Problem requirements >>
Identify the lines that contain the string "sections", then copy each of them.

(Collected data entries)
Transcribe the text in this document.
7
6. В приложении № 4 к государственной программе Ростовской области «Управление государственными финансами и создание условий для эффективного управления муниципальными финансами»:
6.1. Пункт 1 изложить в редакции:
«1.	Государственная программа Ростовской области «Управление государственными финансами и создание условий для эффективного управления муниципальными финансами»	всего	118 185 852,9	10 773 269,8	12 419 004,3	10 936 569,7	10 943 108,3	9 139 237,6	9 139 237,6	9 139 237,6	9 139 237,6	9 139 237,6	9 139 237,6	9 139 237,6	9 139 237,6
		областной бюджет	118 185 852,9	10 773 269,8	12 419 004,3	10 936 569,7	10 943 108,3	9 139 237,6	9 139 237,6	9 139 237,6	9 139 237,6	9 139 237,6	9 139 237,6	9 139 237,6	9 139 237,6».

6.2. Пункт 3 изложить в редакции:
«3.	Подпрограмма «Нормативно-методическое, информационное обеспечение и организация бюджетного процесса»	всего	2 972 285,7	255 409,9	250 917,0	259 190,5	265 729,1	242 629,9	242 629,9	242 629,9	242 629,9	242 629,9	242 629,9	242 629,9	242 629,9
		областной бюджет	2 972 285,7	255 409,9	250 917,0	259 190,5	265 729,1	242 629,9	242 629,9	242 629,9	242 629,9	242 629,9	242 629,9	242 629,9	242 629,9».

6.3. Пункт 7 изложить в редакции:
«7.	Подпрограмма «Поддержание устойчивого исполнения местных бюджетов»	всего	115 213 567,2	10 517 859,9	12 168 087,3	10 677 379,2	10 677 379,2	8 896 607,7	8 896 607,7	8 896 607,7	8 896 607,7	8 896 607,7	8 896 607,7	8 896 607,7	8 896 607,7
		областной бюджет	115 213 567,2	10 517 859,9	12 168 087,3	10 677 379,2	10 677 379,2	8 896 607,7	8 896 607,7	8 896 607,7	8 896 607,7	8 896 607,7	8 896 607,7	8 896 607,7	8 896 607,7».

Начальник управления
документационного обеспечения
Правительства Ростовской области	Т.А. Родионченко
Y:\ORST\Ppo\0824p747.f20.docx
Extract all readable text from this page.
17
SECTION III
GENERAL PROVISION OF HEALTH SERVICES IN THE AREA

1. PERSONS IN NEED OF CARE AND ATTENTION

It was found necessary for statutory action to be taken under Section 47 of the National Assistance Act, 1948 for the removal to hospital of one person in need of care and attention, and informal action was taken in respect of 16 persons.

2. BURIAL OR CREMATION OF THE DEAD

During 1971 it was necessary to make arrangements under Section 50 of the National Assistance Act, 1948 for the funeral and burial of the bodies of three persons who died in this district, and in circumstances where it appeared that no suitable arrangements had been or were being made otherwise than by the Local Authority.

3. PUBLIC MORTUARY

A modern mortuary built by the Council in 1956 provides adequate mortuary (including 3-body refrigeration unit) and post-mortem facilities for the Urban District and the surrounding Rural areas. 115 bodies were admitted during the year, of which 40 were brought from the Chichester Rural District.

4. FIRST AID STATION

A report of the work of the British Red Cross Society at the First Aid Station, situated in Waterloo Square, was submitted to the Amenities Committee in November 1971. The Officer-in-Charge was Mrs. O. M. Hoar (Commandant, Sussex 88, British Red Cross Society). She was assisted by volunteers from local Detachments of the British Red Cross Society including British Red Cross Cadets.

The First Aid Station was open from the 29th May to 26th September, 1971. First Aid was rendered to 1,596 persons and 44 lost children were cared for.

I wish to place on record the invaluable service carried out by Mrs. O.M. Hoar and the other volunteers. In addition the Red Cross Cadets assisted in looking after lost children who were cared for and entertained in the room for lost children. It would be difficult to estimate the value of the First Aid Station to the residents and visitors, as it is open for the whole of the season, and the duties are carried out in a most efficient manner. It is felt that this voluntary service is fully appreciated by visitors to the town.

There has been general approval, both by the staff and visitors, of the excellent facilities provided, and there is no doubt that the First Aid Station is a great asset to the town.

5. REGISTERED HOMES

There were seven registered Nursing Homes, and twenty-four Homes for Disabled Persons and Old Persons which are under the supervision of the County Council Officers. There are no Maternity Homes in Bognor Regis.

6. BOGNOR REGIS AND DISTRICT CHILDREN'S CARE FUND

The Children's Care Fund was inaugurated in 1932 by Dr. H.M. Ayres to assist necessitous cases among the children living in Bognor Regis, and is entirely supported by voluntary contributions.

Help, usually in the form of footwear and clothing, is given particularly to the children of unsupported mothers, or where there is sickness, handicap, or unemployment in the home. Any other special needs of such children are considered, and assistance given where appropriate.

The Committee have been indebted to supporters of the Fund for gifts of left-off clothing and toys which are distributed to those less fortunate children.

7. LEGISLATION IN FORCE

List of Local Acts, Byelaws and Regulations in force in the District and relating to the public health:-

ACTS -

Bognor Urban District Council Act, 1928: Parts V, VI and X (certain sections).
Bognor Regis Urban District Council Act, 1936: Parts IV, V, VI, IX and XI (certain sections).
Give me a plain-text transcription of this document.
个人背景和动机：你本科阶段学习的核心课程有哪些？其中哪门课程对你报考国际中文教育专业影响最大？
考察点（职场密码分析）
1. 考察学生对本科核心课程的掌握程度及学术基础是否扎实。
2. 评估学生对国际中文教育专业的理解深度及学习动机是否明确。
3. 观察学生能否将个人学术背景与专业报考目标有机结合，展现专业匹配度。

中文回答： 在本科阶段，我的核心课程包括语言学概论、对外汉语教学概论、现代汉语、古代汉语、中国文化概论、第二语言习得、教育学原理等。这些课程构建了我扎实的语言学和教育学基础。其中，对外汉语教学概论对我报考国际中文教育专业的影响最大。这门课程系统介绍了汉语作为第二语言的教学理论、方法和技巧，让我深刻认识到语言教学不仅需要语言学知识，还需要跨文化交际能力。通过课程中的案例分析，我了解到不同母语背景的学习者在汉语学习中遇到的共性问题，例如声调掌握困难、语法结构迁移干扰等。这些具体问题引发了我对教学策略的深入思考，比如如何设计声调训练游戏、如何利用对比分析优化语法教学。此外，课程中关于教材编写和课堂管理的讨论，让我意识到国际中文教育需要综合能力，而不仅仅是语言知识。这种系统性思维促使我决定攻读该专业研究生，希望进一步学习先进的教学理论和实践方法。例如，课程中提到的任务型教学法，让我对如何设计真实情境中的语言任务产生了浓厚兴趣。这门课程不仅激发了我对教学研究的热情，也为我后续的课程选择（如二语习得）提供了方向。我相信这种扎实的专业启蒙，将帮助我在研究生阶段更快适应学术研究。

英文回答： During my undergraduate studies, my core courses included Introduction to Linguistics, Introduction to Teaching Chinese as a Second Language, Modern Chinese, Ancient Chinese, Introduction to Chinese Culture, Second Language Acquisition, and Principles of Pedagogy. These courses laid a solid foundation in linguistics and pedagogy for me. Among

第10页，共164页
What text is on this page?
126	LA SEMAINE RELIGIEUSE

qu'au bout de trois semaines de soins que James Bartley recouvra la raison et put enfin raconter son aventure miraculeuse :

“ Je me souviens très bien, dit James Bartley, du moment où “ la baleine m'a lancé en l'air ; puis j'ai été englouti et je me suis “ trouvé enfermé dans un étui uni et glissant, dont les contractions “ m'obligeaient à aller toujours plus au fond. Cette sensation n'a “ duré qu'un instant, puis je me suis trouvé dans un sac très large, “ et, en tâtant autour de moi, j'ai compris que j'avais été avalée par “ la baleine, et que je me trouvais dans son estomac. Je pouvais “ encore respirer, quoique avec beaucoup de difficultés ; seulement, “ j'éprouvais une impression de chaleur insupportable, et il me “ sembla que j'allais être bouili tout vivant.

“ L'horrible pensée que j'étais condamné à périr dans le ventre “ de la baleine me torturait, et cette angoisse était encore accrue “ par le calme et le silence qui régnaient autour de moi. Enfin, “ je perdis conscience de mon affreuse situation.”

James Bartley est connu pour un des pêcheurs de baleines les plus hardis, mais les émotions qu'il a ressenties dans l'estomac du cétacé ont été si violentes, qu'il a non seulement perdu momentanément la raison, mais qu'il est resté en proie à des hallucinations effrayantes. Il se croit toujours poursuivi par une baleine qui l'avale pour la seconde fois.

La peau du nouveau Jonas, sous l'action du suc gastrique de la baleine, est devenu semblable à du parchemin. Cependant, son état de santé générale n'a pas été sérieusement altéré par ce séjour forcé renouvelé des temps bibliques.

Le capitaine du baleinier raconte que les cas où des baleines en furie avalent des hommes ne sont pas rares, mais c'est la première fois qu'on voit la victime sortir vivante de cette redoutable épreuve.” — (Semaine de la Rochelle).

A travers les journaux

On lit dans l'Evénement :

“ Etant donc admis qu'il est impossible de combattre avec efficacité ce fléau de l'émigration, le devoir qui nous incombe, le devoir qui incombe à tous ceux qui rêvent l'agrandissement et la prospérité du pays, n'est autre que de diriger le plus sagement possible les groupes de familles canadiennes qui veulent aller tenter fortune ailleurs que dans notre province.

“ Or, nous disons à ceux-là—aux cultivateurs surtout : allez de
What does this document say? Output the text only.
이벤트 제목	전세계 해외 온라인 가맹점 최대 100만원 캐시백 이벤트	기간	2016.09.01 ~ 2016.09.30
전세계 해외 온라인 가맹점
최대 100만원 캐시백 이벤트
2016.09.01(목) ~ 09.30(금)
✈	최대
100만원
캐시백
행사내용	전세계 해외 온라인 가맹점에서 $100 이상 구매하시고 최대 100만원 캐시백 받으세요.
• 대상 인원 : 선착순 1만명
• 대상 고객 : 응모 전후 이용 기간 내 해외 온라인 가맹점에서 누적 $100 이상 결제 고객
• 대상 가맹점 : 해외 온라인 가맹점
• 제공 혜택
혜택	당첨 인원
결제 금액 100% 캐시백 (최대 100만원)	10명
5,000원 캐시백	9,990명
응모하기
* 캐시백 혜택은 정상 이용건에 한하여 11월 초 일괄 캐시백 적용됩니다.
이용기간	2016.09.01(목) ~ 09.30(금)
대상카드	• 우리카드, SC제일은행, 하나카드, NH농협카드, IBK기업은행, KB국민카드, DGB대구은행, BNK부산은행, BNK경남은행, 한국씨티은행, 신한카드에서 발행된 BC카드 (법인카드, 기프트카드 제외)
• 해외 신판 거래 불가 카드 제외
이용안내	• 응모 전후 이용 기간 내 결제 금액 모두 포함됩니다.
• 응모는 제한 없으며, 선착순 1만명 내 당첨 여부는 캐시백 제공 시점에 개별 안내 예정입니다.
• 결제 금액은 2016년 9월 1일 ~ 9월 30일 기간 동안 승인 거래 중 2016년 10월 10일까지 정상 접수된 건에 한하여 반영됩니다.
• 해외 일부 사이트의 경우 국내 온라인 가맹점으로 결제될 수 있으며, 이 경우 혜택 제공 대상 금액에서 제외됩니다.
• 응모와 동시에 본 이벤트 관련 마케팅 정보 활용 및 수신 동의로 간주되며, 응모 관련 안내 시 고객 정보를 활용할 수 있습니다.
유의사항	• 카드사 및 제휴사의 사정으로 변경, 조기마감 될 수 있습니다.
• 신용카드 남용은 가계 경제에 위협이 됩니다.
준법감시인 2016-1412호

Output >>
Bognor Urban District Council Act, 1928: Parts V, VI and X (certain sections).
Bognor Regis Urban District Council Act, 1936: Parts IV, V, VI, IX and XI (certain sections).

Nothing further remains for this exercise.